Ce vitrail et d'autres, parmi lesquels la Mort de la Vierge, étaient datés de 1563 et Cambry,

auteur d’un livre estimé sur l'œuvre de Poussin, n'hésitait pas à dire que ces peintures,

pour l'élégance et la pureté des lignes, étaient du premier mérite.

 

En recueillant ici son appréciation nous sommes bien tard sans doute à demander pourquoi de si belles œuvres, échappées au vandalisme de 93 et si positivement signalées à l'attention des administrations du temps,

par leur délégué même, n'ont pas été sauvées d'une destruction irréparable.

 

Mais les iconoclastes de l'époque se trouvèrent probablement trop puissants pour qu'on écoutât Cambry, et,

après avoir détruit tout ce qu'ils purent atteindre dans la cathédrale, nous les voyons, d'après le récit de Cambry, occupés à briser aux Cordeliers les statues de deux chevaliers renversés de dessus leurs tombeaux,

dont les armures offraient des variétés qu'il aurait été bon de conserver, au moins par la gravure.

### À faire
a – Répondez à ces questions sur l'extrait :
(i) De quelle année étaient datés le vitrail et les autres ?
(ii) Pour quelles qualités Cambry jugeait-il ces peintures du premier mérite ?
(iii) Où les iconoclastes brisaient-ils les statues de deux chevaliers ?
b – Dans la liste, recopiez les lignes depuis le début jusqu'à la ligne contenant « angle-arc [91, 443, 98, 470] » incluse, en substituant « Fy = m·g » à « Fy = mg » partout, sans aucune autre modification.

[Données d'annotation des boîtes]

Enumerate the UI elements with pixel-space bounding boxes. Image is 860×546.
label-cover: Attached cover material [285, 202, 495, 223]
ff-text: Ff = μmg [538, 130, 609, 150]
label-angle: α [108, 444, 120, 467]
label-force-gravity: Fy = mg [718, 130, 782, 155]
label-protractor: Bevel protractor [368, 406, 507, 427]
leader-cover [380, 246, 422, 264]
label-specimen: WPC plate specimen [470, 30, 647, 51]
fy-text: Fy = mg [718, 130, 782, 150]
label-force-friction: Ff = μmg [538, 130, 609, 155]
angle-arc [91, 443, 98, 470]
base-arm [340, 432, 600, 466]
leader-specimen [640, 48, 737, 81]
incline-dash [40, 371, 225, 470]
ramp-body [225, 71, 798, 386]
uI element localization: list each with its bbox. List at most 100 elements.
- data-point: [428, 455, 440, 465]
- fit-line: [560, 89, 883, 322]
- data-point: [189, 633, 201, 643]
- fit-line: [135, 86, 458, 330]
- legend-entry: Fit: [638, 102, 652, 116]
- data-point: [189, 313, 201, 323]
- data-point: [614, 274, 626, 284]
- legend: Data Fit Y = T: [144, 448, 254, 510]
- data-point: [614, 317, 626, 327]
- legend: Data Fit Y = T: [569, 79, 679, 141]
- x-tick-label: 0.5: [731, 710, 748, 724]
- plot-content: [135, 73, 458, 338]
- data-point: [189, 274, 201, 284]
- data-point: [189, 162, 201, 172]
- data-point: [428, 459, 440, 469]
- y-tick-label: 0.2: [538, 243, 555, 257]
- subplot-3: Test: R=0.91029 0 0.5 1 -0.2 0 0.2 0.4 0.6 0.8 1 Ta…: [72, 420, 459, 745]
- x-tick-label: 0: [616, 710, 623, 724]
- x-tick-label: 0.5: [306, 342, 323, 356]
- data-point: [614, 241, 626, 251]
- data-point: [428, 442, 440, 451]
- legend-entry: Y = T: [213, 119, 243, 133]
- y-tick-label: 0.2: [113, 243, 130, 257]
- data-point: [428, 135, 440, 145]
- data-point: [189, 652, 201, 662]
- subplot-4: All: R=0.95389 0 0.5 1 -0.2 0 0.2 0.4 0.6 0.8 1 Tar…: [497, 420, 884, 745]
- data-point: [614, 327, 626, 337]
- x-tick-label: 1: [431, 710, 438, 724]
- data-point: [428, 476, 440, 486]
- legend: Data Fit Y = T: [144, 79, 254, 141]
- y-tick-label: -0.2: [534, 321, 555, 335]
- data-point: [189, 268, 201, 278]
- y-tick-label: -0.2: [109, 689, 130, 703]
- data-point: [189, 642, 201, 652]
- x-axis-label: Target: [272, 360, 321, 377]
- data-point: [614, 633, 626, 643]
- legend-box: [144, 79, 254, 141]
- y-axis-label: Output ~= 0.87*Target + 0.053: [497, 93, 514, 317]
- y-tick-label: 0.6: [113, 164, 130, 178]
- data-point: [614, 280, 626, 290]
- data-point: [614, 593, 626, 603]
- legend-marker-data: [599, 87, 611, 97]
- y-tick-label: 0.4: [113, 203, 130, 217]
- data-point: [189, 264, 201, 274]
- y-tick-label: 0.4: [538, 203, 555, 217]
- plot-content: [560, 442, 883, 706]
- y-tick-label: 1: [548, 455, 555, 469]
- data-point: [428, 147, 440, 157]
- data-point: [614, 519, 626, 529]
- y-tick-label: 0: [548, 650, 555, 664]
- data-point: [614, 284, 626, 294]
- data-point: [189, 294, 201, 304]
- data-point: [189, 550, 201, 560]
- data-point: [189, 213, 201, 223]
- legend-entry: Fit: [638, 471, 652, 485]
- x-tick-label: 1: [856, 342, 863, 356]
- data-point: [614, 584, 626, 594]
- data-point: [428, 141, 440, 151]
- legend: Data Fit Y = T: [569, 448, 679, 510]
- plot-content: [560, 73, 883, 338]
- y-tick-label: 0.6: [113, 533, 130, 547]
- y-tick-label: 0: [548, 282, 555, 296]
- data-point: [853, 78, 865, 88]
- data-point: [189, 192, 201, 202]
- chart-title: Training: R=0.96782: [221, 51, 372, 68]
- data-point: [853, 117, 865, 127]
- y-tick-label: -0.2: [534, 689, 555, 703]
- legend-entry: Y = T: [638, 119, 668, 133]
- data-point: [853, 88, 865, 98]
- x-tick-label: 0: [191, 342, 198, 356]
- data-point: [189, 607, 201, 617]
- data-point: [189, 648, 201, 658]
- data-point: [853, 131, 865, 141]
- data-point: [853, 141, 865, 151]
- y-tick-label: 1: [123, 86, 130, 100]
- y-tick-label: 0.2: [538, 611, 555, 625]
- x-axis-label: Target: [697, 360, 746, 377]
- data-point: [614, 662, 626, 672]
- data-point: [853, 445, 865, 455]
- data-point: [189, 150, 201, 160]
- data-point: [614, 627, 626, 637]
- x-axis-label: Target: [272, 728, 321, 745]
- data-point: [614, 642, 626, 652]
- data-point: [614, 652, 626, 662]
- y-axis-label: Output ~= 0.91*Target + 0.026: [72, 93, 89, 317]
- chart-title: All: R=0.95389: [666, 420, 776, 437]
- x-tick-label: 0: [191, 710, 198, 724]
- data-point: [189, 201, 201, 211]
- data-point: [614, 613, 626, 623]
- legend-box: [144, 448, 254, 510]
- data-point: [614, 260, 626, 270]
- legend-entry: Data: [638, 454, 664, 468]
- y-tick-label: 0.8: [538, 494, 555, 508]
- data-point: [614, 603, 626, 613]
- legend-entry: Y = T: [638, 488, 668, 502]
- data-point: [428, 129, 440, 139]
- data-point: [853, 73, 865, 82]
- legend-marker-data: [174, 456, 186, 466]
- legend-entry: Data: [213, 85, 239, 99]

### Réponses par consigne
a –
(i) 1563.
(ii) L'élégance et la pureté des lignes.
(iii) Aux Cordeliers.

b –
Enumerate the UI elements with pixel-space bounding boxes. Image is 860×546.
label-cover: Attached cover material [285, 202, 495, 223]
ff-text: Ff = μmg [538, 130, 609, 150]
label-angle: α [108, 444, 120, 467]
label-force-gravity: Fy = m·g [718, 130, 782, 155]
label-protractor: Bevel protractor [368, 406, 507, 427]
leader-cover [380, 246, 422, 264]
label-specimen: WPC plate specimen [470, 30, 647, 51]
fy-text: Fy = m·g [718, 130, 782, 150]
label-force-friction: Ff = μmg [538, 130, 609, 155]
angle-arc [91, 443, 98, 470]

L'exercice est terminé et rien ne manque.